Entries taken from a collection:
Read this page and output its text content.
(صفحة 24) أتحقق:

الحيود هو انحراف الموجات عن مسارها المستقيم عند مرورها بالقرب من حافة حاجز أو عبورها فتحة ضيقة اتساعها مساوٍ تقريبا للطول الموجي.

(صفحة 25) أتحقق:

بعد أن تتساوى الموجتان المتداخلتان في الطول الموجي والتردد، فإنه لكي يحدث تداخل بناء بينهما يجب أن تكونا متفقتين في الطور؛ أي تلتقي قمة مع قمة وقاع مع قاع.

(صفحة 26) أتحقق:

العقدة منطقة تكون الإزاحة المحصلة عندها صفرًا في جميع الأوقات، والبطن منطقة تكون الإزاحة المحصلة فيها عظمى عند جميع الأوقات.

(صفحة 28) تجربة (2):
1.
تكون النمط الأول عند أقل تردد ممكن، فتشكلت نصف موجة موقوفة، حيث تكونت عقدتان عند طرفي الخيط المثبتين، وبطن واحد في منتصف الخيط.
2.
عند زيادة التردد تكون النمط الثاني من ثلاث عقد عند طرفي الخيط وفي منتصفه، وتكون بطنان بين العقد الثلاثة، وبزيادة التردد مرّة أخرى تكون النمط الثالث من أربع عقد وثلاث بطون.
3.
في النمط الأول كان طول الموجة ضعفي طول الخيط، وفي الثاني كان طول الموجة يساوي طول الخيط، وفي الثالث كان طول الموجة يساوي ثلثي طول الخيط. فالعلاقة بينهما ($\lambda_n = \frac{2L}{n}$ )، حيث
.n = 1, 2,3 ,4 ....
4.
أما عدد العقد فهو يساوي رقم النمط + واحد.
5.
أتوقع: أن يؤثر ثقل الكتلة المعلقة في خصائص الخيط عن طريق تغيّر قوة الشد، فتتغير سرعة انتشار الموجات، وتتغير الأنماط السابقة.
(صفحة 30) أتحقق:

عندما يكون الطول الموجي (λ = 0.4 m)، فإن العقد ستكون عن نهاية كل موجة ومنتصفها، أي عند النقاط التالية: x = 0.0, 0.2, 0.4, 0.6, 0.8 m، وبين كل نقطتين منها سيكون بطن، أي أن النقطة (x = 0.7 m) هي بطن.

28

- **Task instructions**: Identify the lines above with the word "الموجات". Copy them.

- **Written answer**:
الحيود هو انحراف الموجات عن مسارها المستقيم عند مرورها بالقرب من حافة حاجز أو عبورها فتحة ضيقة اتساعها مساوٍ تقريبا للطول الموجي.
أتوقع: أن يؤثر ثقل الكتلة المعلقة في خصائص الخيط عن طريق تغيّر قوة الشد، فتتغير سرعة انتشار الموجات، وتتغير الأنماط السابقة.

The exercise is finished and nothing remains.